Data entries for graphics

- - - - - - -

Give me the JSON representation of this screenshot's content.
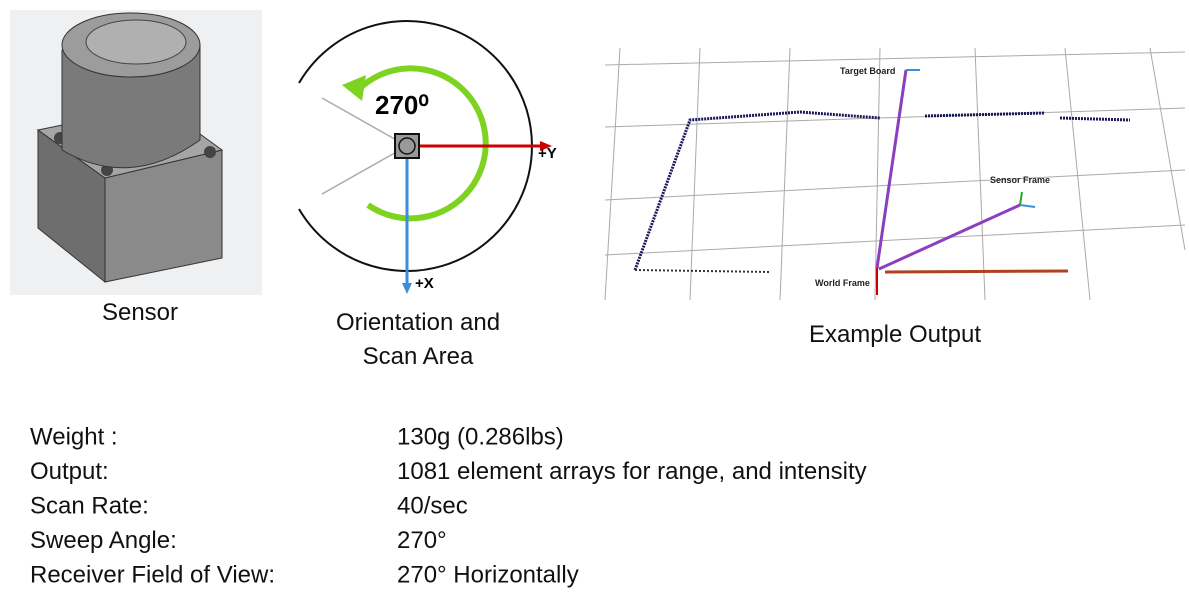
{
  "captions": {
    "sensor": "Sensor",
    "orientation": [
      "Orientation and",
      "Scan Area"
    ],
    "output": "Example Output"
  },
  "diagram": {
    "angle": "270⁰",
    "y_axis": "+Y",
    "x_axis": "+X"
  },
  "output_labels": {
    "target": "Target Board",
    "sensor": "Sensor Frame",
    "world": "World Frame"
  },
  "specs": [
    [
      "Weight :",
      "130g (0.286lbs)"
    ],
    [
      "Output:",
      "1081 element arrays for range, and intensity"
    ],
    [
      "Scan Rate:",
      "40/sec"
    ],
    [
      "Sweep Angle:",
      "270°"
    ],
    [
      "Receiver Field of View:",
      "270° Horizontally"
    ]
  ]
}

- - - - - - -

◆ The request:
Pictures don't belong in the copy. Restate all the entries exactly.

◆ Answer in full:
Give me the JSON representation of this screenshot's content.
{
  "captions": {
    "sensor": "Sensor",
    "orientation": [
      "Orientation and",
      "Scan Area"
    ],
    "output": "Example Output"
  },
  "diagram": {
    "angle": "270⁰",
    "y_axis": "+Y",
    "x_axis": "+X"
  },
  "output_labels": {
    "target": "Target Board",
    "sensor": "Sensor Frame",
    "world": "World Frame"
  },
  "specs": [
    [
      "Weight :",
      "130g (0.286lbs)"
    ],
    [
      "Output:",
      "1081 element arrays for range, and intensity"
    ],
    [
      "Scan Rate:",
      "40/sec"
    ],
    [
      "Sweep Angle:",
      "270°"
    ],
    [
      "Receiver Field of View:",
      "270° Horizontally"
    ]
  ]
}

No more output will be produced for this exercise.